◆ Short problem
The records that follow are to be repeated without alteration.
═════ Data extract
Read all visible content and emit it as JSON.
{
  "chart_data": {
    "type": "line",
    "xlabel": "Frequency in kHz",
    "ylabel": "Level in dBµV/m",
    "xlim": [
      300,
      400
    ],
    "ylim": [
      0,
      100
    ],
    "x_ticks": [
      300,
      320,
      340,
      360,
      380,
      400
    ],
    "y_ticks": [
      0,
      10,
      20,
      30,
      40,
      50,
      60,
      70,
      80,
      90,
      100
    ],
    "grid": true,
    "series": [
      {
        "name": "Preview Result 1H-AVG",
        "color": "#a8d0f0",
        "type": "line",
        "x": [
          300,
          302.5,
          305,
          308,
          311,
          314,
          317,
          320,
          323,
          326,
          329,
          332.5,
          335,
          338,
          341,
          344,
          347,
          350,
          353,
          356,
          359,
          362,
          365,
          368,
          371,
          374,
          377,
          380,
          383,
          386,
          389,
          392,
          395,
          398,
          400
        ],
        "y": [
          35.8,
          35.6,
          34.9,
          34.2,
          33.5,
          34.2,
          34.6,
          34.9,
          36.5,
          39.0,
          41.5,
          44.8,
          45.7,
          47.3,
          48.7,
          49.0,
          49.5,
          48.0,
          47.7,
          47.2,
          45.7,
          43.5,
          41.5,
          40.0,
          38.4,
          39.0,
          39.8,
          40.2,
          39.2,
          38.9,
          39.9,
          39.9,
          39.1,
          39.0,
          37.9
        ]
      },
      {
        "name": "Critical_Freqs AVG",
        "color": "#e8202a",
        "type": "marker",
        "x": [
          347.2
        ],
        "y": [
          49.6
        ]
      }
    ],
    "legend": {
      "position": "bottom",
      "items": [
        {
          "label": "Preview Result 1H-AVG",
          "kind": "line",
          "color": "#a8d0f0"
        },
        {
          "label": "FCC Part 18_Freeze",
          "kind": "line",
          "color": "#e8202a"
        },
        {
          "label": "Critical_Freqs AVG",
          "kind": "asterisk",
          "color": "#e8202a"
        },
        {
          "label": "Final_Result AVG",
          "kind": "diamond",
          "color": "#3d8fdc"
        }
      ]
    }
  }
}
══════════
◆ Answer to this task
Read all visible content and emit it as JSON.
{
  "chart_data": {
    "type": "line",
    "xlabel": "Frequency in kHz",
    "ylabel": "Level in dBµV/m",
    "xlim": [
      300,
      400
    ],
    "ylim": [
      0,
      100
    ],
    "x_ticks": [
      300,
      320,
      340,
      360,
      380,
      400
    ],
    "y_ticks": [
      0,
      10,
      20,
      30,
      40,
      50,
      60,
      70,
      80,
      90,
      100
    ],
    "grid": true,
    "series": [
      {
        "name": "Preview Result 1H-AVG",
        "color": "#a8d0f0",
        "type": "line",
        "x": [
          300,
          302.5,
          305,
          308,
          311,
          314,
          317,
          320,
          323,
          326,
          329,
          332.5,
          335,
          338,
          341,
          344,
          347,
          350,
          353,
          356,
          359,
          362,
          365,
          368,
          371,
          374,
          377,
          380,
          383,
          386,
          389,
          392,
          395,
          398,
          400
        ],
        "y": [
          35.8,
          35.6,
          34.9,
          34.2,
          33.5,
          34.2,
          34.6,
          34.9,
          36.5,
          39.0,
          41.5,
          44.8,
          45.7,
          47.3,
          48.7,
          49.0,
          49.5,
          48.0,
          47.7,
          47.2,
          45.7,
          43.5,
          41.5,
          40.0,
          38.4,
          39.0,
          39.8,
          40.2,
          39.2,
          38.9,
          39.9,
          39.9,
          39.1,
          39.0,
          37.9
        ]
      },
      {
        "name": "Critical_Freqs AVG",
        "color": "#e8202a",
        "type": "marker",
        "x": [
          347.2
        ],
        "y": [
          49.6
        ]
      }
    ],
    "legend": {
      "position": "bottom",
      "items": [
        {
          "label": "Preview Result 1H-AVG",
          "kind": "line",
          "color": "#a8d0f0"
        },
        {
          "label": "FCC Part 18_Freeze",
          "kind": "line",
          "color": "#e8202a"
        },
        {
          "label": "Critical_Freqs AVG",
          "kind": "asterisk",
          "color": "#e8202a"
        },
        {
          "label": "Final_Result AVG",
          "kind": "diamond",
          "color": "#3d8fdc"
        }
      ]
    }
  }
}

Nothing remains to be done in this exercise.